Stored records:
┄┄┄┄┄┄┄┄┄┄┄┄┄┄┄┄┄┄┄┄
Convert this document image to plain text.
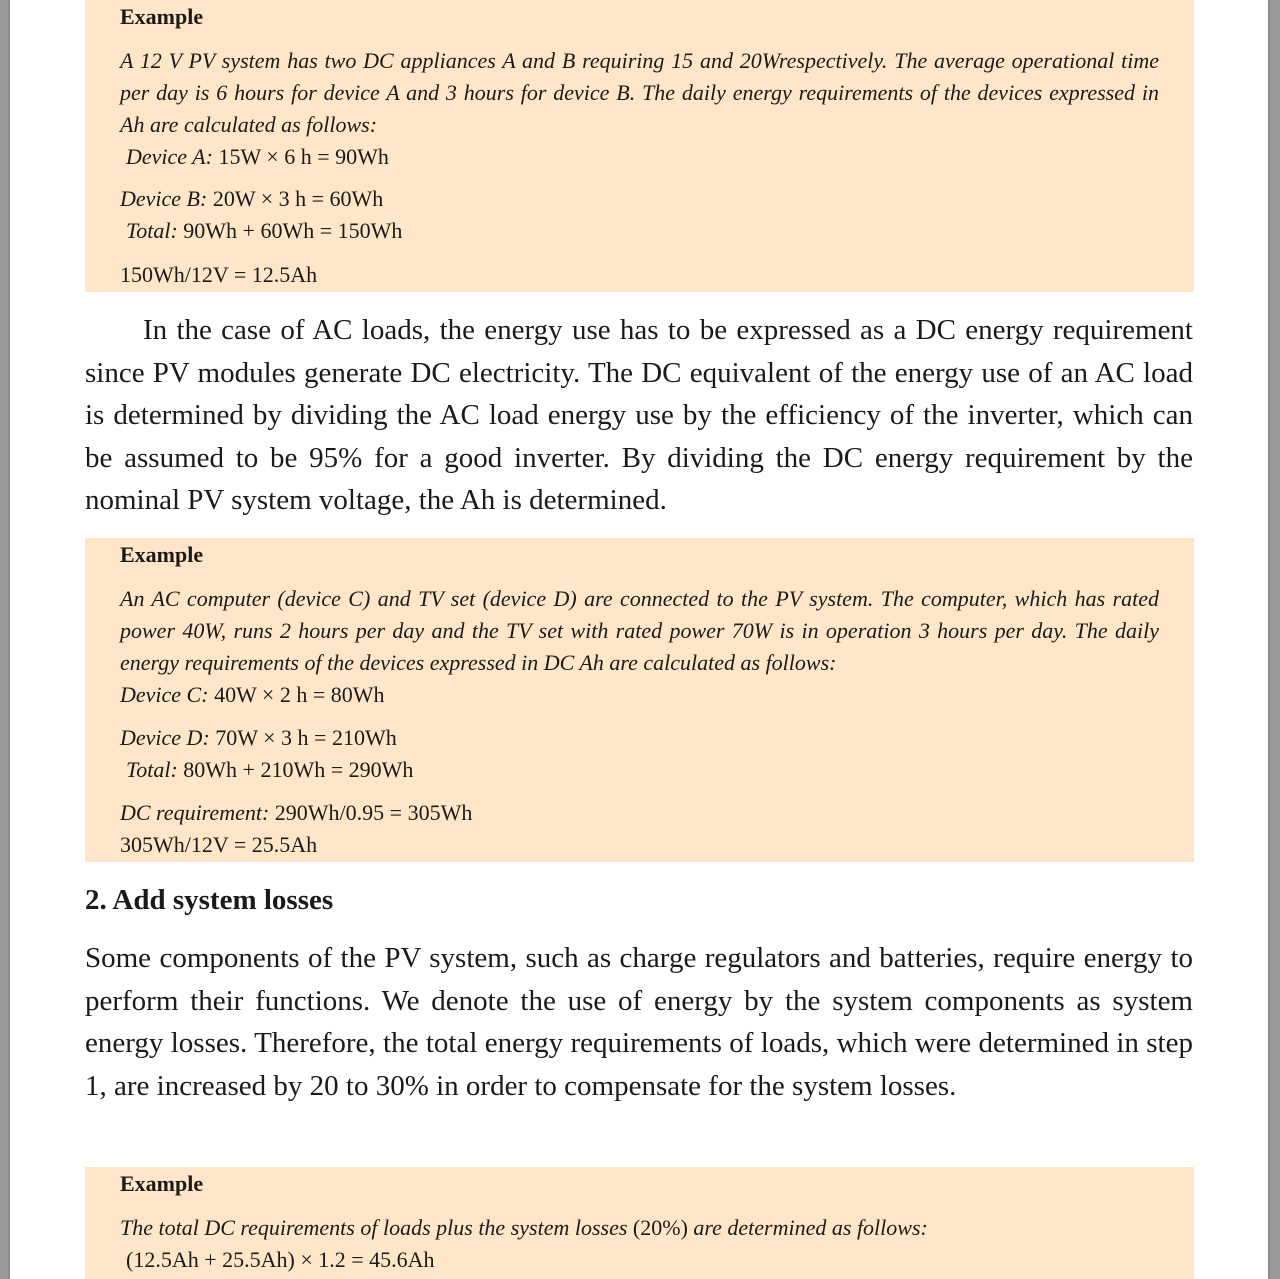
Example
A 12 V PV system has two DC appliances A and B requiring 15 and 20Wrespectively. The average operational time per day is 6 hours for device A and 3 hours for device B. The daily energy requirements of the devices expressed in Ah are calculated as follows:
Device A: 15W × 6 h = 90Wh
Device B: 20W × 3 h = 60Wh
Total: 90Wh + 60Wh = 150Wh
150Wh/12V = 12.5Ah
In the case of AC loads, the energy use has to be expressed as a DC energy requirement since PV modules generate DC electricity. The DC equivalent of the energy use of an AC load is determined by dividing the AC load energy use by the efficiency of the inverter, which can be assumed to be 95% for a good inverter. By dividing the DC energy requirement by the nominal PV system voltage, the Ah is determined.
Example
An AC computer (device C) and TV set (device D) are connected to the PV system. The computer, which has rated power 40W, runs 2 hours per day and the TV set with rated power 70W is in operation 3 hours per day. The daily energy requirements of the devices expressed in DC Ah are calculated as follows:
Device C: 40W × 2 h = 80Wh
Device D: 70W × 3 h = 210Wh
Total: 80Wh + 210Wh = 290Wh
DC requirement: 290Wh/0.95 = 305Wh
305Wh/12V = 25.5Ah
2. Add system losses
Some components of the PV system, such as charge regulators and batteries, require energy to perform their functions. We denote the use of energy by the system components as system energy losses. Therefore, the total energy requirements of loads, which were determined in step 1, are increased by 20 to 30% in order to compensate for the system losses.
Example
The total DC requirements of loads plus the system losses (20%) are determined as follows:
(12.5Ah + 25.5Ah) × 1.2 = 45.6Ah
┄┄┄┄┄┄┄┄┄┄┄┄┄┄┄┄┄┄┄┄
_Your task:_ Pictures appear in the records above. Output everything except them, exactly.

_Full response:_
Convert this document image to plain text.
Example
A 12 V PV system has two DC appliances A and B requiring 15 and 20Wrespectively. The average operational time per day is 6 hours for device A and 3 hours for device B. The daily energy requirements of the devices expressed in Ah are calculated as follows:
Device A: 15W × 6 h = 90Wh
Device B: 20W × 3 h = 60Wh
Total: 90Wh + 60Wh = 150Wh
150Wh/12V = 12.5Ah
In the case of AC loads, the energy use has to be expressed as a DC energy requirement since PV modules generate DC electricity. The DC equivalent of the energy use of an AC load is determined by dividing the AC load energy use by the efficiency of the inverter, which can be assumed to be 95% for a good inverter. By dividing the DC energy requirement by the nominal PV system voltage, the Ah is determined.
Example
An AC computer (device C) and TV set (device D) are connected to the PV system. The computer, which has rated power 40W, runs 2 hours per day and the TV set with rated power 70W is in operation 3 hours per day. The daily energy requirements of the devices expressed in DC Ah are calculated as follows:
Device C: 40W × 2 h = 80Wh
Device D: 70W × 3 h = 210Wh
Total: 80Wh + 210Wh = 290Wh
DC requirement: 290Wh/0.95 = 305Wh
305Wh/12V = 25.5Ah
2. Add system losses
Some components of the PV system, such as charge regulators and batteries, require energy to perform their functions. We denote the use of energy by the system components as system energy losses. Therefore, the total energy requirements of loads, which were determined in step 1, are increased by 20 to 30% in order to compensate for the system losses.
Example
The total DC requirements of loads plus the system losses (20%) are determined as follows:
(12.5Ah + 25.5Ah) × 1.2 = 45.6Ah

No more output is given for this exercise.